→ Short problem
Look through the listing for the word "Стадионная". Copy each line that has it.

Stored records:
----------
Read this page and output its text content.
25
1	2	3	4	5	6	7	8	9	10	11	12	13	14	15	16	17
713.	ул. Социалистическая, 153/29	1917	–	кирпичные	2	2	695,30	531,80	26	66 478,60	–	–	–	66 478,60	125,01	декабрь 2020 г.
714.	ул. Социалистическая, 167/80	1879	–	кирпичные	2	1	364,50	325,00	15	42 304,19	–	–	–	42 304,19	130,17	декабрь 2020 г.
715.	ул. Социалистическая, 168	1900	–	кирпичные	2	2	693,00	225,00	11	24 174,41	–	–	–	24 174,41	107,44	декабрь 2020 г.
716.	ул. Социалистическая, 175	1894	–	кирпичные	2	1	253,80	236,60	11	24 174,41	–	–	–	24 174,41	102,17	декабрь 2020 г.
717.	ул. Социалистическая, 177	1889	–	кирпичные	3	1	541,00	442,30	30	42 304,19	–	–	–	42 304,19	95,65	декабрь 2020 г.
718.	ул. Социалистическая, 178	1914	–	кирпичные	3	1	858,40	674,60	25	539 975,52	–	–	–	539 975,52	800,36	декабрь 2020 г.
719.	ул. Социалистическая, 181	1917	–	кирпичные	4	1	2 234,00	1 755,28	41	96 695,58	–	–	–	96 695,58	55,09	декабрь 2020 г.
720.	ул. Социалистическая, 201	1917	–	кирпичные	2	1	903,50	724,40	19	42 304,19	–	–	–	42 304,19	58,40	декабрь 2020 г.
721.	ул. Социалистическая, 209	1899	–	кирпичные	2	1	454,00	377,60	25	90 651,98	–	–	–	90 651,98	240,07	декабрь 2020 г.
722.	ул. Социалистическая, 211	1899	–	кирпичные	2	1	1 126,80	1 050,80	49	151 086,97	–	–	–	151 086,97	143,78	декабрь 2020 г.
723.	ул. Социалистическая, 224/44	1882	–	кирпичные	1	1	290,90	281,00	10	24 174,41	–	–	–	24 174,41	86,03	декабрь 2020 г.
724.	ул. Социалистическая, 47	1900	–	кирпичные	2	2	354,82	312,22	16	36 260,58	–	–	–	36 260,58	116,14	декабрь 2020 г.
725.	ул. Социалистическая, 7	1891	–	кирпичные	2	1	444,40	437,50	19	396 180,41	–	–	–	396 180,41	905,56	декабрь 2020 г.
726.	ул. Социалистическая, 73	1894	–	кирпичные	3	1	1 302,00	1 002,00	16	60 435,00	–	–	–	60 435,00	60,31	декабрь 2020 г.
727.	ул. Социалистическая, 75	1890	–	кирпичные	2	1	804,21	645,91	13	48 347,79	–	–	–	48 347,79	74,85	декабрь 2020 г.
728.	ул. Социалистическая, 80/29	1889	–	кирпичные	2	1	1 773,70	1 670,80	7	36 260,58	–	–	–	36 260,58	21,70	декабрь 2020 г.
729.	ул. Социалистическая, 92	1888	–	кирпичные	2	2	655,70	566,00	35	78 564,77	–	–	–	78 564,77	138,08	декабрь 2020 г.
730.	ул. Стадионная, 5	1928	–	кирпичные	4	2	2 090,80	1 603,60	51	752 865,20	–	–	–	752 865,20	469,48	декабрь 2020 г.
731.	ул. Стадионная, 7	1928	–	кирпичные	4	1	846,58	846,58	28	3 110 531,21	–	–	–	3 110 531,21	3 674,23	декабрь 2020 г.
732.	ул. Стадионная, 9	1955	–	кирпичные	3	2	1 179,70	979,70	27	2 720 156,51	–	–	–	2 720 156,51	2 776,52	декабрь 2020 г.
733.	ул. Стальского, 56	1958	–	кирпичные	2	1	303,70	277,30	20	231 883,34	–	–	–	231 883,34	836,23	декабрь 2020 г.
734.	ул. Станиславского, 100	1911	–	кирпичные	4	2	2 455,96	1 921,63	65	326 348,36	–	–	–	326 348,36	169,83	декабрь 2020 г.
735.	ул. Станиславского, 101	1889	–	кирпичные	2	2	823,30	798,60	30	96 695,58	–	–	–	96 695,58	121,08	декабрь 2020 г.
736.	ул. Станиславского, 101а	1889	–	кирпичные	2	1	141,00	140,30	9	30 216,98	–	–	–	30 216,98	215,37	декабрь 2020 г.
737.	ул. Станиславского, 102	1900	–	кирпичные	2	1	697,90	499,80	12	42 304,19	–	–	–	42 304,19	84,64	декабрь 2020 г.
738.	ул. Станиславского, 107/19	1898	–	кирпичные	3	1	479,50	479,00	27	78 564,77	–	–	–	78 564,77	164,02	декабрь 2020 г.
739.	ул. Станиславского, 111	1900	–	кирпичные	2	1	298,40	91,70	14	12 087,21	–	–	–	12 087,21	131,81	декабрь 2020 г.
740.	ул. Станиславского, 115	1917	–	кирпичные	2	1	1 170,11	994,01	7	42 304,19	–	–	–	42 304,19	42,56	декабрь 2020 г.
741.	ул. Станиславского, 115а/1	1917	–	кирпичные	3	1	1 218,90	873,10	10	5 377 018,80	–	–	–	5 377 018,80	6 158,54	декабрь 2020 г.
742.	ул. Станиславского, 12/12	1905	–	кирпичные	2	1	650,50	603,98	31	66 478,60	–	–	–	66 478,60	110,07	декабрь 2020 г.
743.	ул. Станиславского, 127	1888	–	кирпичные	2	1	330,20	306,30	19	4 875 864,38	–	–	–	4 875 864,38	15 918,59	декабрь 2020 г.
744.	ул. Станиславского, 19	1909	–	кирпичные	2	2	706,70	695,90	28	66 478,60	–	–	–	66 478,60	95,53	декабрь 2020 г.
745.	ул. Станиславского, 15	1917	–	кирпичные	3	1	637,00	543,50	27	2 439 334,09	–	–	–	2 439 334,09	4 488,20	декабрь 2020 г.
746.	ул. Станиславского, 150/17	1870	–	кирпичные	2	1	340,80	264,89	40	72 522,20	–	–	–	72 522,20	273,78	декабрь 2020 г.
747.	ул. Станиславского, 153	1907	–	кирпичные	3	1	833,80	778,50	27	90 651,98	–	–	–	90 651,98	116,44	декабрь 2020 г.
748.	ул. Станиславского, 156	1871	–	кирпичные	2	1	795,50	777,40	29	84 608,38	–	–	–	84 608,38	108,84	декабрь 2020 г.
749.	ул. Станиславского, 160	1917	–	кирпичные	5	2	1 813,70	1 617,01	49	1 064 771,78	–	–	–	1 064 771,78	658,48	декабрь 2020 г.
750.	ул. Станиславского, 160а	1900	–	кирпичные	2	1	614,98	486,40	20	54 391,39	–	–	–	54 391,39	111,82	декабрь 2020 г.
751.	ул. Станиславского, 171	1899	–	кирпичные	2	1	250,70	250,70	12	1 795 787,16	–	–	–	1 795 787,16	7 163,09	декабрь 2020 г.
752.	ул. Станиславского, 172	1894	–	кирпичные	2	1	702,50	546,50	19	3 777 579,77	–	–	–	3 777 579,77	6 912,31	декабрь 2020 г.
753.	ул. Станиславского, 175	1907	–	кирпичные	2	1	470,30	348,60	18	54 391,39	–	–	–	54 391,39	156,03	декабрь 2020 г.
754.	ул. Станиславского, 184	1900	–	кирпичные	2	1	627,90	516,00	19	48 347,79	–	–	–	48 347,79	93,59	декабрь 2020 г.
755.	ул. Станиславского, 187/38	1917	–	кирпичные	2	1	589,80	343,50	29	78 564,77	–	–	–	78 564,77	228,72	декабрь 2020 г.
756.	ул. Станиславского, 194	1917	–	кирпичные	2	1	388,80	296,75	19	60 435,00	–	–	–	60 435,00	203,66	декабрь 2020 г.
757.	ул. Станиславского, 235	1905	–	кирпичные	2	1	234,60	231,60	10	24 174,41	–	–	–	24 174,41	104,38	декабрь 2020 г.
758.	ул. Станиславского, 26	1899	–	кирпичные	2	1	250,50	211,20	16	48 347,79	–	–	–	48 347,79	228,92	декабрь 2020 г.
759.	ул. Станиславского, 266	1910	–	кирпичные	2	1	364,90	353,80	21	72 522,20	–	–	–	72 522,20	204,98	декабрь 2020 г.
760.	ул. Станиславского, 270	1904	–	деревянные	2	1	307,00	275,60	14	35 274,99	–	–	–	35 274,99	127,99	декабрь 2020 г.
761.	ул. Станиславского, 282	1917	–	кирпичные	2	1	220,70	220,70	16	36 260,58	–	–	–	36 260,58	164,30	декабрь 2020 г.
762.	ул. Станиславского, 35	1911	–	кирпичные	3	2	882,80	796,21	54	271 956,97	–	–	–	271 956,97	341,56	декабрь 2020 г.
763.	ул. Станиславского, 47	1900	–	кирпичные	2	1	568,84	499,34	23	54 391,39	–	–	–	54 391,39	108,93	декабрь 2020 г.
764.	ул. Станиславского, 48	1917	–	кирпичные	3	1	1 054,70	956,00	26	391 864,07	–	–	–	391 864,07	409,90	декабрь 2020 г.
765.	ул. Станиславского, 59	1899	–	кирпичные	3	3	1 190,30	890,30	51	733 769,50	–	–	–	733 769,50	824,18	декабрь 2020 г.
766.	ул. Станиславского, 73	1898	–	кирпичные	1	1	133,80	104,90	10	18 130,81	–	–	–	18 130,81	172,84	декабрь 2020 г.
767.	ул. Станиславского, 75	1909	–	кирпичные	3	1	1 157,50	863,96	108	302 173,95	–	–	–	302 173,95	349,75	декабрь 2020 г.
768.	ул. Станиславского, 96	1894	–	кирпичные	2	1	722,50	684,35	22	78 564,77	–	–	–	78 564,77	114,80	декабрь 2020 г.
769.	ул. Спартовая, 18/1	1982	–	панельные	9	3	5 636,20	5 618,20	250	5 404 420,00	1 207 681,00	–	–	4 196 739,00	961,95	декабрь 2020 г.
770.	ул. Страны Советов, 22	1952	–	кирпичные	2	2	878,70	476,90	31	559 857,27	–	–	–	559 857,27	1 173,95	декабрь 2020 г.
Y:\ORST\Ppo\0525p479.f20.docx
----------
→ Exercise output
730.	ул. Стадионная, 5	1928	–	кирпичные	4	2	2 090,80	1 603,60	51	752 865,20	–	–	–	752 865,20	469,48	декабрь 2020 г.
731.	ул. Стадионная, 7	1928	–	кирпичные	4	1	846,58	846,58	28	3 110 531,21	–	–	–	3 110 531,21	3 674,23	декабрь 2020 г.
732.	ул. Стадионная, 9	1955	–	кирпичные	3	2	1 179,70	979,70	27	2 720 156,51	–	–	–	2 720 156,51	2 776,52	декабрь 2020 г.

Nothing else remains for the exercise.